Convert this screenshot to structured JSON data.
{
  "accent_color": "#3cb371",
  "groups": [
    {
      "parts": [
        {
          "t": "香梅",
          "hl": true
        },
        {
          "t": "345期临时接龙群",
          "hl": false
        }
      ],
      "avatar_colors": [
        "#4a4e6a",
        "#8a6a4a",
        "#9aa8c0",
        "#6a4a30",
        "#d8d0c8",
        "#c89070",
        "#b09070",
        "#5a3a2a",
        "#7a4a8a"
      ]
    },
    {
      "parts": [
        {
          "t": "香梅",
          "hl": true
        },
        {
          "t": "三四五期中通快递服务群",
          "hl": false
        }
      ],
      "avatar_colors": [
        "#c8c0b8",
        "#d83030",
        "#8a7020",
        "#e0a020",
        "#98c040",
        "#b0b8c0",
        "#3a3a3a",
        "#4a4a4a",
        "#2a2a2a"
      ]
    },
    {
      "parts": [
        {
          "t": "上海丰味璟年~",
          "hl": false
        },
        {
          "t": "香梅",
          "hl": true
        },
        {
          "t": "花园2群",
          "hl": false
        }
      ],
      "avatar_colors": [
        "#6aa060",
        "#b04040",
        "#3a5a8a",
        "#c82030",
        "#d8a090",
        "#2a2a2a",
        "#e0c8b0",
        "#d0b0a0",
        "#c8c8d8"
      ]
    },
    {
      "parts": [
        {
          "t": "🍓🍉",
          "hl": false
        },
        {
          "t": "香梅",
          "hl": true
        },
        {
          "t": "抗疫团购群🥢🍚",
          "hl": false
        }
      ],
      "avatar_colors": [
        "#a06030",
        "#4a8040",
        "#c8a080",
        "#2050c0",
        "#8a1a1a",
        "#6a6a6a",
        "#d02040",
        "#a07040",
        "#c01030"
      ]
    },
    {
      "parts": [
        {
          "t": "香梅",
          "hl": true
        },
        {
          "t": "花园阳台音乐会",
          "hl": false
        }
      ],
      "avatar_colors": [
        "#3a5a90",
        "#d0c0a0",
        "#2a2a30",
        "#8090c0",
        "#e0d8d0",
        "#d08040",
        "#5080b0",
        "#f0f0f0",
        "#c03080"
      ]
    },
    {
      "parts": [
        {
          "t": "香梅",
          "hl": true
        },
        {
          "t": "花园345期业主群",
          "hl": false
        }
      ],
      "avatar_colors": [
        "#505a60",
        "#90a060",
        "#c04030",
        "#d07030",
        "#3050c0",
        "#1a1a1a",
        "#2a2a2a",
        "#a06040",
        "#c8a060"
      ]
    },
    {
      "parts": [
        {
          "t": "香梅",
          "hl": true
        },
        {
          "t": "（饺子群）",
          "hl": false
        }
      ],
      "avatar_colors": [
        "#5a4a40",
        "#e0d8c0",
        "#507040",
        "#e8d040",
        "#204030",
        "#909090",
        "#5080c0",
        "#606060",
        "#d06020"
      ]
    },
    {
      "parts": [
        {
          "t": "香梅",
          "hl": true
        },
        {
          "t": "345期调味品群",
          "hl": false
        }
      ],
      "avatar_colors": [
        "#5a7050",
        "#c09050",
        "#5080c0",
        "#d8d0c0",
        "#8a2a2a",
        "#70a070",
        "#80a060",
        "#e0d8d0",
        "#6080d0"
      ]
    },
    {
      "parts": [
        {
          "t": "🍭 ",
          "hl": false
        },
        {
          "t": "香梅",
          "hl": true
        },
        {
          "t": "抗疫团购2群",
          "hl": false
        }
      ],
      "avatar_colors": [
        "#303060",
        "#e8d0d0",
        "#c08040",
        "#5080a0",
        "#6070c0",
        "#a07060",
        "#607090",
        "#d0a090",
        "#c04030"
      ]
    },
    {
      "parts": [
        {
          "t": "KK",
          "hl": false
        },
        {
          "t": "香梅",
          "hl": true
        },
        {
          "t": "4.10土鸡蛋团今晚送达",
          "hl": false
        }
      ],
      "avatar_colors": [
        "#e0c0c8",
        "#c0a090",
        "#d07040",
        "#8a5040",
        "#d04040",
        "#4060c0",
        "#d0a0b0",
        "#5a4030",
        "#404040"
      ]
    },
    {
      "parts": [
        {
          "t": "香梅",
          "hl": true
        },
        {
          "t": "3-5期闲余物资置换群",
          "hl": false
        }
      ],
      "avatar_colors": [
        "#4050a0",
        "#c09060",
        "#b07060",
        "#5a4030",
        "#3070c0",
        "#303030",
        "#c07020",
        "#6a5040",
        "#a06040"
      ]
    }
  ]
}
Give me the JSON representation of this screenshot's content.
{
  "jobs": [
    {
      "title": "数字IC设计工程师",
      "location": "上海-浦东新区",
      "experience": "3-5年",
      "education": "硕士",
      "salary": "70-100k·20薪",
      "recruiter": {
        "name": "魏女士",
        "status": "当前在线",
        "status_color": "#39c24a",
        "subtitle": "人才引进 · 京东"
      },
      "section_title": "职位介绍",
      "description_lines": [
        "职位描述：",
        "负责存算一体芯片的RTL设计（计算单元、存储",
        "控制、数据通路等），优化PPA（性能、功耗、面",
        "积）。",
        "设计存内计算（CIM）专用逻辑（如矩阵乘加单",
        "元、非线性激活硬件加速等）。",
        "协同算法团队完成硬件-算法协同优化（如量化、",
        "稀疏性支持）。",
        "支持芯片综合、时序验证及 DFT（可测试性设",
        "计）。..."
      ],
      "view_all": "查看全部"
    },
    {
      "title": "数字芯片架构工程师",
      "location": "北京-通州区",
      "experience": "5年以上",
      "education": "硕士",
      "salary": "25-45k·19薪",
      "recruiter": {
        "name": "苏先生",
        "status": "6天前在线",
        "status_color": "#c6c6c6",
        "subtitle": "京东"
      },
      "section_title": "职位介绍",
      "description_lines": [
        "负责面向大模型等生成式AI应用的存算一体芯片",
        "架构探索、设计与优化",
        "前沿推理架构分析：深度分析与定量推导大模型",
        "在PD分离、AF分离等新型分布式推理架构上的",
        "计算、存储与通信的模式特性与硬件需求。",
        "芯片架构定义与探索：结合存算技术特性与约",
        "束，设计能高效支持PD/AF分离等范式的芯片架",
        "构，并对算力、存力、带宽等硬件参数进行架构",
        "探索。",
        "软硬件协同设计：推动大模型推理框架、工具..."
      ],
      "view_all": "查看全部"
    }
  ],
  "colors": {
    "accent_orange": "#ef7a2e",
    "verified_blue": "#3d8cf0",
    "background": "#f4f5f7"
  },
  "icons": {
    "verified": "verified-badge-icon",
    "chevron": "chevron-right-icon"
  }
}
****************
DESCRIPTION OF THE TASK
Collect each line above holding the string "screenshot".

EXERCISE OUTPUT
Convert this screenshot to structured JSON data.
Give me the JSON representation of this screenshot's content.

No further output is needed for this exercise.